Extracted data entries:

--- Begin ---

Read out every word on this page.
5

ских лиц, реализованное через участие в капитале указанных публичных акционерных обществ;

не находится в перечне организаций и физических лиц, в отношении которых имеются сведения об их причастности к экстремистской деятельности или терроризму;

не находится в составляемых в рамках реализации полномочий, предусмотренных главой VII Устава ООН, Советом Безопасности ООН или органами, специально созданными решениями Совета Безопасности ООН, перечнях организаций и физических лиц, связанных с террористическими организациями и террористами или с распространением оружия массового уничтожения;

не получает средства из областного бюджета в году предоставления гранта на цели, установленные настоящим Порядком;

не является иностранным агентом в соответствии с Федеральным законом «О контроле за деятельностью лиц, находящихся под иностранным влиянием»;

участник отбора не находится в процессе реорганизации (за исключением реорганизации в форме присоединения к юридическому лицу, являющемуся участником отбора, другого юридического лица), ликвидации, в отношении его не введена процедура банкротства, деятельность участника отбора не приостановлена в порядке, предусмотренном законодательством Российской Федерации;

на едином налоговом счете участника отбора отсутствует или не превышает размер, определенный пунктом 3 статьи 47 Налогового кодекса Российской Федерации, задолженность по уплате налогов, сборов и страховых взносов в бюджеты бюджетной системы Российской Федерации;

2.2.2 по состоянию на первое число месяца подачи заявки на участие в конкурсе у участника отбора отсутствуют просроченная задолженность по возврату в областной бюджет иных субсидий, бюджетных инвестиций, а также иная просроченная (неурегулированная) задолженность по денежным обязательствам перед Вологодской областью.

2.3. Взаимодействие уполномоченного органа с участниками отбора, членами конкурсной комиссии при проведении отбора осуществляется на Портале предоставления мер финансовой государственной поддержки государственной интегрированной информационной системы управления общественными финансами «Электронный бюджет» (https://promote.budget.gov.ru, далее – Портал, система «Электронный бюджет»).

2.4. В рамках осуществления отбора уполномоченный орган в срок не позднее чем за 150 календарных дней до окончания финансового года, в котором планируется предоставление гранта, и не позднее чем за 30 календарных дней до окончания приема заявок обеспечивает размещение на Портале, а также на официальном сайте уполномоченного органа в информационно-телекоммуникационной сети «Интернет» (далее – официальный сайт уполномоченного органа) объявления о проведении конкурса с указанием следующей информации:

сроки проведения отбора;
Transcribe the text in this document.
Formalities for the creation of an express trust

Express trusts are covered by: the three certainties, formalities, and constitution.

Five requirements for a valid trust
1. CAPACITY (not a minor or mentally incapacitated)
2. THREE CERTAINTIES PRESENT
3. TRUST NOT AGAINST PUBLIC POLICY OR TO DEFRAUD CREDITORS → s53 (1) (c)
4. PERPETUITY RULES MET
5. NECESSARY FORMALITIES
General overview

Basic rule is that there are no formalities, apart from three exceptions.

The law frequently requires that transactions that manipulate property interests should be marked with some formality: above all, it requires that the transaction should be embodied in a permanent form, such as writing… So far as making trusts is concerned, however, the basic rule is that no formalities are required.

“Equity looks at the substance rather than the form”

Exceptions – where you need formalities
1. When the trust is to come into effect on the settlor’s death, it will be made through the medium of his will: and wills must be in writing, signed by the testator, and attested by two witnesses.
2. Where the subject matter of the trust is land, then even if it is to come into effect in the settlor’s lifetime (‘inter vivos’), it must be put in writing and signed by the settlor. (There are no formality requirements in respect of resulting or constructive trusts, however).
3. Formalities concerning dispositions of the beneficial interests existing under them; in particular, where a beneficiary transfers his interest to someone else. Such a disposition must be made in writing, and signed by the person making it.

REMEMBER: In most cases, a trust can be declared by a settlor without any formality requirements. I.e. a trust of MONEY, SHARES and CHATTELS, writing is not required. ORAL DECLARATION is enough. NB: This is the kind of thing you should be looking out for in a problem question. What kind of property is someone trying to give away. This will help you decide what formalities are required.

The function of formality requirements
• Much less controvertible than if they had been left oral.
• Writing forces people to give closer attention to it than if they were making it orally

--- End ---

### GOAL
Extract the complete listing verbatim.

### RESPONSE TO THE EXERCISE
Read out every word on this page.
5

ских лиц, реализованное через участие в капитале указанных публичных акционерных обществ;

не находится в перечне организаций и физических лиц, в отношении которых имеются сведения об их причастности к экстремистской деятельности или терроризму;

не находится в составляемых в рамках реализации полномочий, предусмотренных главой VII Устава ООН, Советом Безопасности ООН или органами, специально созданными решениями Совета Безопасности ООН, перечнях организаций и физических лиц, связанных с террористическими организациями и террористами или с распространением оружия массового уничтожения;

не получает средства из областного бюджета в году предоставления гранта на цели, установленные настоящим Порядком;

не является иностранным агентом в соответствии с Федеральным законом «О контроле за деятельностью лиц, находящихся под иностранным влиянием»;

участник отбора не находится в процессе реорганизации (за исключением реорганизации в форме присоединения к юридическому лицу, являющемуся участником отбора, другого юридического лица), ликвидации, в отношении его не введена процедура банкротства, деятельность участника отбора не приостановлена в порядке, предусмотренном законодательством Российской Федерации;

на едином налоговом счете участника отбора отсутствует или не превышает размер, определенный пунктом 3 статьи 47 Налогового кодекса Российской Федерации, задолженность по уплате налогов, сборов и страховых взносов в бюджеты бюджетной системы Российской Федерации;

2.2.2 по состоянию на первое число месяца подачи заявки на участие в конкурсе у участника отбора отсутствуют просроченная задолженность по возврату в областной бюджет иных субсидий, бюджетных инвестиций, а также иная просроченная (неурегулированная) задолженность по денежным обязательствам перед Вологодской областью.

2.3. Взаимодействие уполномоченного органа с участниками отбора, членами конкурсной комиссии при проведении отбора осуществляется на Портале предоставления мер финансовой государственной поддержки государственной интегрированной информационной системы управления общественными финансами «Электронный бюджет» (https://promote.budget.gov.ru, далее – Портал, система «Электронный бюджет»).

2.4. В рамках осуществления отбора уполномоченный орган в срок не позднее чем за 150 календарных дней до окончания финансового года, в котором планируется предоставление гранта, и не позднее чем за 30 календарных дней до окончания приема заявок обеспечивает размещение на Портале, а также на официальном сайте уполномоченного органа в информационно-телекоммуникационной сети «Интернет» (далее – официальный сайт уполномоченного органа) объявления о проведении конкурса с указанием следующей информации:

сроки проведения отбора;
Transcribe the text in this document.
Formalities for the creation of an express trust

Express trusts are covered by: the three certainties, formalities, and constitution.

Five requirements for a valid trust
1. CAPACITY (not a minor or mentally incapacitated)
2. THREE CERTAINTIES PRESENT
3. TRUST NOT AGAINST PUBLIC POLICY OR TO DEFRAUD CREDITORS → s53 (1) (c)
4. PERPETUITY RULES MET
5. NECESSARY FORMALITIES
General overview

Basic rule is that there are no formalities, apart from three exceptions.

The law frequently requires that transactions that manipulate property interests should be marked with some formality: above all, it requires that the transaction should be embodied in a permanent form, such as writing… So far as making trusts is concerned, however, the basic rule is that no formalities are required.

“Equity looks at the substance rather than the form”

Exceptions – where you need formalities
1. When the trust is to come into effect on the settlor’s death, it will be made through the medium of his will: and wills must be in writing, signed by the testator, and attested by two witnesses.
2. Where the subject matter of the trust is land, then even if it is to come into effect in the settlor’s lifetime (‘inter vivos’), it must be put in writing and signed by the settlor. (There are no formality requirements in respect of resulting or constructive trusts, however).
3. Formalities concerning dispositions of the beneficial interests existing under them; in particular, where a beneficiary transfers his interest to someone else. Such a disposition must be made in writing, and signed by the person making it.

REMEMBER: In most cases, a trust can be declared by a settlor without any formality requirements. I.e. a trust of MONEY, SHARES and CHATTELS, writing is not required. ORAL DECLARATION is enough. NB: This is the kind of thing you should be looking out for in a problem question. What kind of property is someone trying to give away. This will help you decide what formalities are required.

The function of formality requirements
• Much less controvertible than if they had been left oral.
• Writing forces people to give closer attention to it than if they were making it orally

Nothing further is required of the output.